> WHAT IS ASKED:
Copy each entry as it stands, leaving nothing out.

> RECORDS SUPPLIED:
########

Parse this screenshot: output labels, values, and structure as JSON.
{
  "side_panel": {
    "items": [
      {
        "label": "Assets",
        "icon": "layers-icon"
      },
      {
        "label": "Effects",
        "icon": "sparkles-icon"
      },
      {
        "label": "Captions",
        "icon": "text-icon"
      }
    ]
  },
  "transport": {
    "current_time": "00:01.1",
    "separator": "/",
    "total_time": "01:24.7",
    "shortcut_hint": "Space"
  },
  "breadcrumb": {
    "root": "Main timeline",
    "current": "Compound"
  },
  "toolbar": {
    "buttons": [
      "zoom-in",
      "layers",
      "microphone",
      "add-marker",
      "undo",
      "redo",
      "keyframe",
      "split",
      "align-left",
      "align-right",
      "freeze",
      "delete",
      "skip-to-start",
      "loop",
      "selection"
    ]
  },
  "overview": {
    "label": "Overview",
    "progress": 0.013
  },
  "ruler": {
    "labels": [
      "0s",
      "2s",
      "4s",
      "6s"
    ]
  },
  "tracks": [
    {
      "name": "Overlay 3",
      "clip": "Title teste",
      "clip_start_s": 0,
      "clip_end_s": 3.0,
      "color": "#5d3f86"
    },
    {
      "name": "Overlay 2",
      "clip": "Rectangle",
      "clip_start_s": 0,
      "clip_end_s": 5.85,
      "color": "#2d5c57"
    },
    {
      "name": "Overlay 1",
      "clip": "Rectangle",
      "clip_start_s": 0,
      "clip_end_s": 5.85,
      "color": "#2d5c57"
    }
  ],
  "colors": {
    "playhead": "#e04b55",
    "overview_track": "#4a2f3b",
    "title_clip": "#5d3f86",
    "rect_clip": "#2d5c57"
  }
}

########

> COMPLETE RESPONSE:
Parse this screenshot: output labels, values, and structure as JSON.
{
  "side_panel": {
    "items": [
      {
        "label": "Assets",
        "icon": "layers-icon"
      },
      {
        "label": "Effects",
        "icon": "sparkles-icon"
      },
      {
        "label": "Captions",
        "icon": "text-icon"
      }
    ]
  },
  "transport": {
    "current_time": "00:01.1",
    "separator": "/",
    "total_time": "01:24.7",
    "shortcut_hint": "Space"
  },
  "breadcrumb": {
    "root": "Main timeline",
    "current": "Compound"
  },
  "toolbar": {
    "buttons": [
      "zoom-in",
      "layers",
      "microphone",
      "add-marker",
      "undo",
      "redo",
      "keyframe",
      "split",
      "align-left",
      "align-right",
      "freeze",
      "delete",
      "skip-to-start",
      "loop",
      "selection"
    ]
  },
  "overview": {
    "label": "Overview",
    "progress": 0.013
  },
  "ruler": {
    "labels": [
      "0s",
      "2s",
      "4s",
      "6s"
    ]
  },
  "tracks": [
    {
      "name": "Overlay 3",
      "clip": "Title teste",
      "clip_start_s": 0,
      "clip_end_s": 3.0,
      "color": "#5d3f86"
    },
    {
      "name": "Overlay 2",
      "clip": "Rectangle",
      "clip_start_s": 0,
      "clip_end_s": 5.85,
      "color": "#2d5c57"
    },
    {
      "name": "Overlay 1",
      "clip": "Rectangle",
      "clip_start_s": 0,
      "clip_end_s": 5.85,
      "color": "#2d5c57"
    }
  ],
  "colors": {
    "playhead": "#e04b55",
    "overview_track": "#4a2f3b",
    "title_clip": "#5d3f86",
    "rect_clip": "#2d5c57"
  }
}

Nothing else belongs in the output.